[Dataset rows about figures]
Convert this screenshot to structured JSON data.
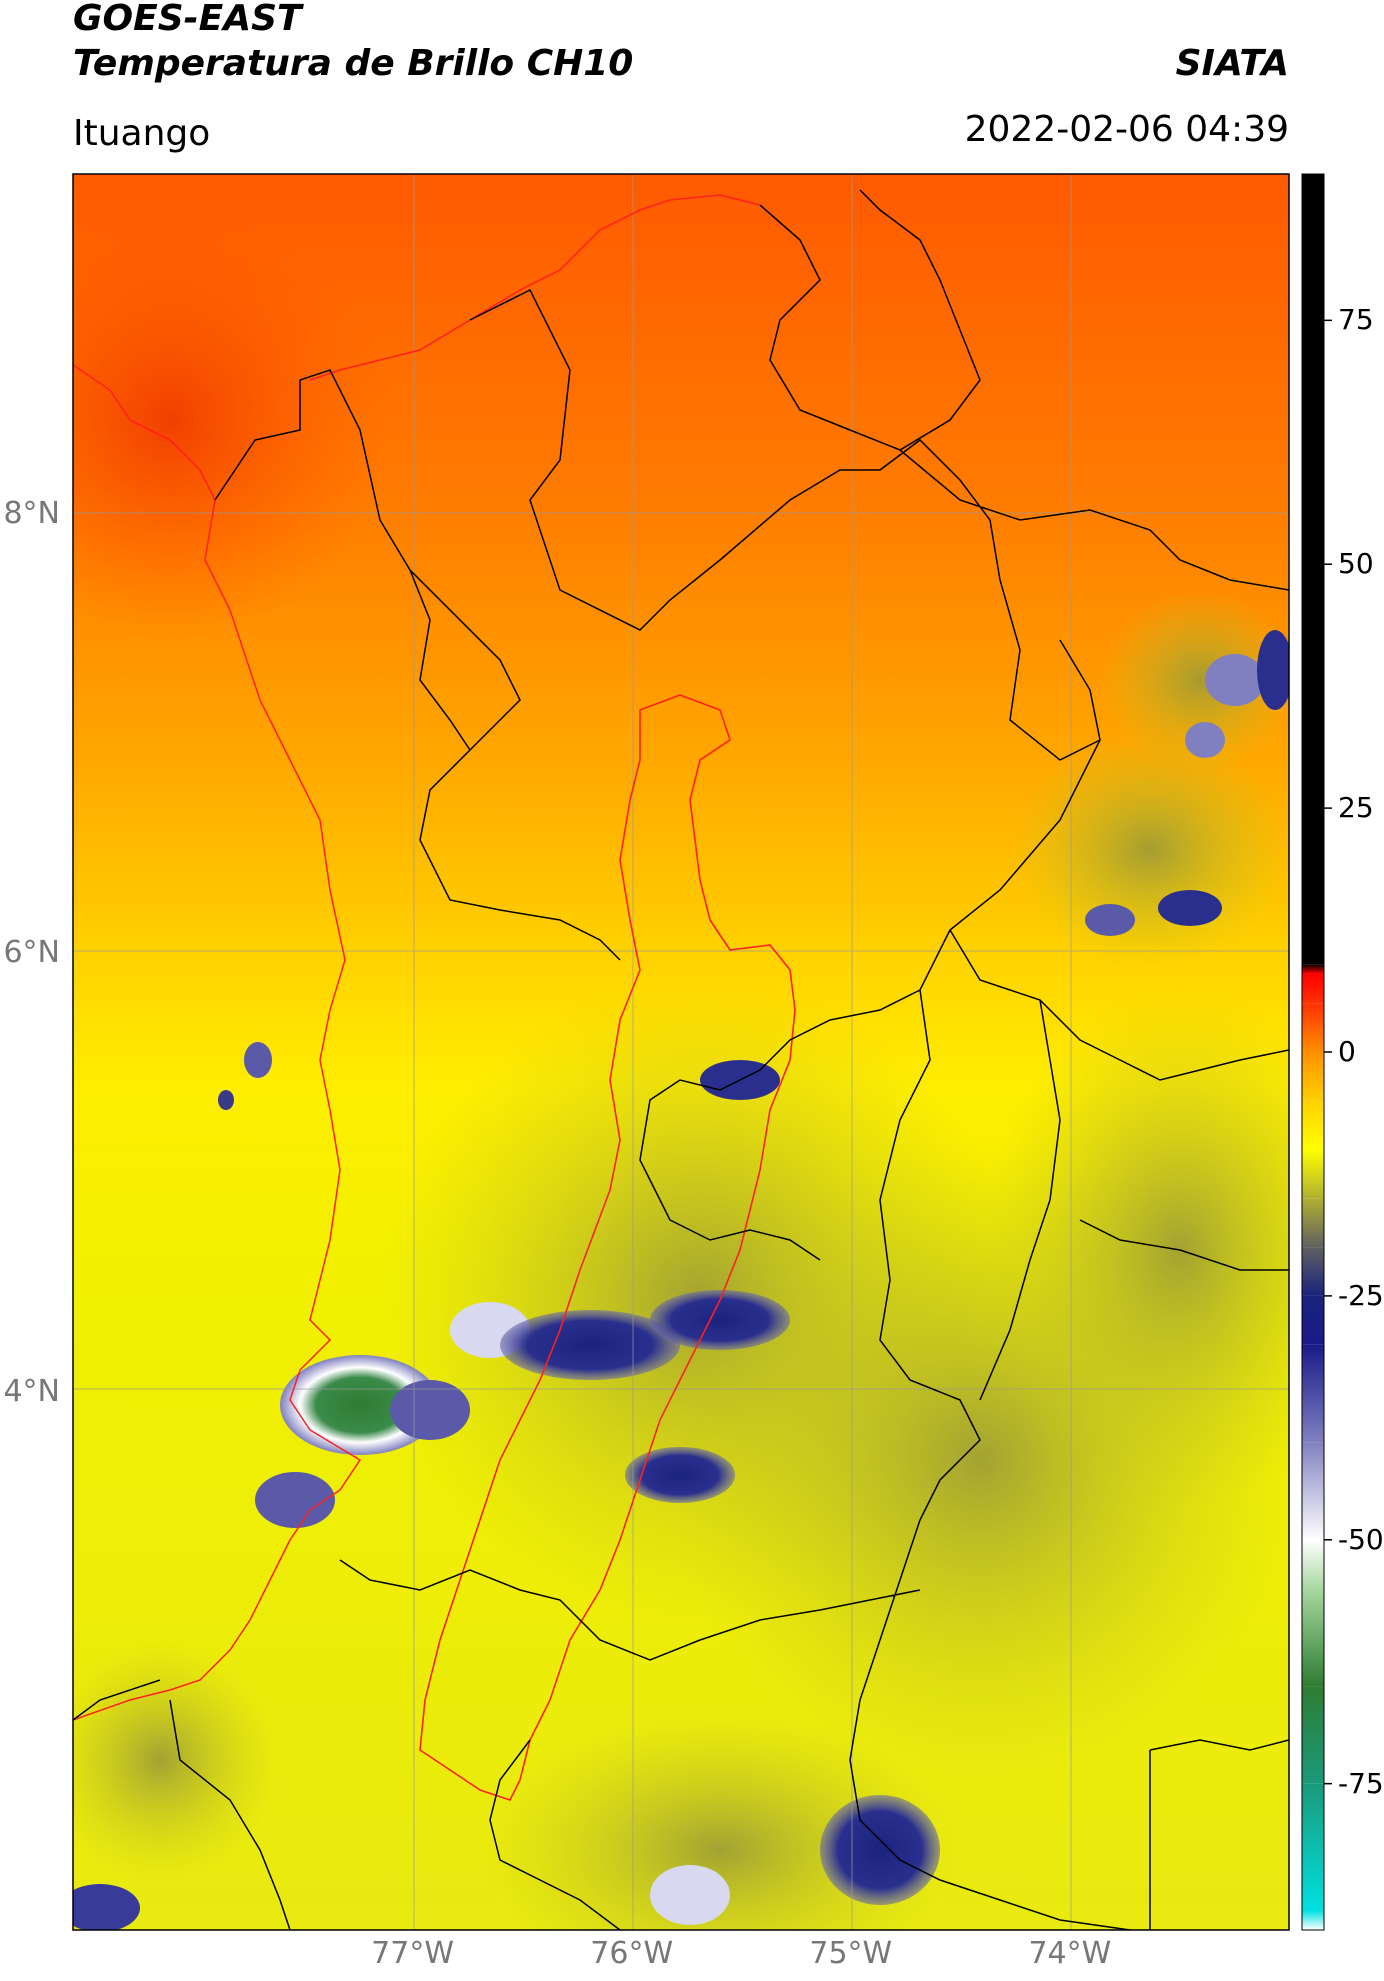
{
  "header": {
    "satellite": "GOES-EAST",
    "product": "Temperatura de Brillo CH10",
    "organization": "SIATA",
    "region": "Ituango",
    "timestamp": "2022-02-06 04:39"
  },
  "map": {
    "extent": {
      "lon_min": -78.55,
      "lon_max": -73.0,
      "lat_min": 1.55,
      "lat_max": 9.55
    },
    "lat_ticks": [
      {
        "value": 8,
        "label": "8°N"
      },
      {
        "value": 6,
        "label": "6°N"
      },
      {
        "value": 4,
        "label": "4°N"
      }
    ],
    "lon_ticks": [
      {
        "value": -77,
        "label": "77°W"
      },
      {
        "value": -76,
        "label": "76°W"
      },
      {
        "value": -75,
        "label": "75°W"
      },
      {
        "value": -74,
        "label": "74°W"
      }
    ],
    "colors": {
      "coastline_and_basin": "#ff2020",
      "admin_borders": "#000000",
      "gridlines": "#aaaaaa"
    }
  },
  "colorbar": {
    "range": [
      -90,
      90
    ],
    "ticks": [
      {
        "value": 75,
        "label": "75"
      },
      {
        "value": 50,
        "label": "50"
      },
      {
        "value": 25,
        "label": "25"
      },
      {
        "value": 0,
        "label": "0"
      },
      {
        "value": -25,
        "label": "-25"
      },
      {
        "value": -50,
        "label": "-50"
      },
      {
        "value": -75,
        "label": "-75"
      }
    ],
    "stops": [
      {
        "value": -90,
        "color": "#ffffff"
      },
      {
        "value": -88,
        "color": "#00e0e0"
      },
      {
        "value": -75,
        "color": "#1a9a7a"
      },
      {
        "value": -65,
        "color": "#2e7d32"
      },
      {
        "value": -55,
        "color": "#a8d8a0"
      },
      {
        "value": -50,
        "color": "#ffffff"
      },
      {
        "value": -40,
        "color": "#8080c0"
      },
      {
        "value": -30,
        "color": "#1a1a8a"
      },
      {
        "value": -25,
        "color": "#1a237e"
      },
      {
        "value": -20,
        "color": "#606060"
      },
      {
        "value": -15,
        "color": "#b0b030"
      },
      {
        "value": -10,
        "color": "#ffff00"
      },
      {
        "value": -5,
        "color": "#ffd000"
      },
      {
        "value": 0,
        "color": "#ff9000"
      },
      {
        "value": 5,
        "color": "#ff3000"
      },
      {
        "value": 8,
        "color": "#ff0000"
      },
      {
        "value": 9,
        "color": "#000000"
      },
      {
        "value": 90,
        "color": "#000000"
      }
    ]
  }
}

_Exercise directions_: Retype the whole listing, keeping every line identical and omitting all pictures.

_Result of the exercise_:
Convert this screenshot to structured JSON data.
{
  "header": {
    "satellite": "GOES-EAST",
    "product": "Temperatura de Brillo CH10",
    "organization": "SIATA",
    "region": "Ituango",
    "timestamp": "2022-02-06 04:39"
  },
  "map": {
    "extent": {
      "lon_min": -78.55,
      "lon_max": -73.0,
      "lat_min": 1.55,
      "lat_max": 9.55
    },
    "lat_ticks": [
      {
        "value": 8,
        "label": "8°N"
      },
      {
        "value": 6,
        "label": "6°N"
      },
      {
        "value": 4,
        "label": "4°N"
      }
    ],
    "lon_ticks": [
      {
        "value": -77,
        "label": "77°W"
      },
      {
        "value": -76,
        "label": "76°W"
      },
      {
        "value": -75,
        "label": "75°W"
      },
      {
        "value": -74,
        "label": "74°W"
      }
    ],
    "colors": {
      "coastline_and_basin": "#ff2020",
      "admin_borders": "#000000",
      "gridlines": "#aaaaaa"
    }
  },
  "colorbar": {
    "range": [
      -90,
      90
    ],
    "ticks": [
      {
        "value": 75,
        "label": "75"
      },
      {
        "value": 50,
        "label": "50"
      },
      {
        "value": 25,
        "label": "25"
      },
      {
        "value": 0,
        "label": "0"
      },
      {
        "value": -25,
        "label": "-25"
      },
      {
        "value": -50,
        "label": "-50"
      },
      {
        "value": -75,
        "label": "-75"
      }
    ],
    "stops": [
      {
        "value": -90,
        "color": "#ffffff"
      },
      {
        "value": -88,
        "color": "#00e0e0"
      },
      {
        "value": -75,
        "color": "#1a9a7a"
      },
      {
        "value": -65,
        "color": "#2e7d32"
      },
      {
        "value": -55,
        "color": "#a8d8a0"
      },
      {
        "value": -50,
        "color": "#ffffff"
      },
      {
        "value": -40,
        "color": "#8080c0"
      },
      {
        "value": -30,
        "color": "#1a1a8a"
      },
      {
        "value": -25,
        "color": "#1a237e"
      },
      {
        "value": -20,
        "color": "#606060"
      },
      {
        "value": -15,
        "color": "#b0b030"
      },
      {
        "value": -10,
        "color": "#ffff00"
      },
      {
        "value": -5,
        "color": "#ffd000"
      },
      {
        "value": 0,
        "color": "#ff9000"
      },
      {
        "value": 5,
        "color": "#ff3000"
      },
      {
        "value": 8,
        "color": "#ff0000"
      },
      {
        "value": 9,
        "color": "#000000"
      },
      {
        "value": 90,
        "color": "#000000"
      }
    ]
  }
}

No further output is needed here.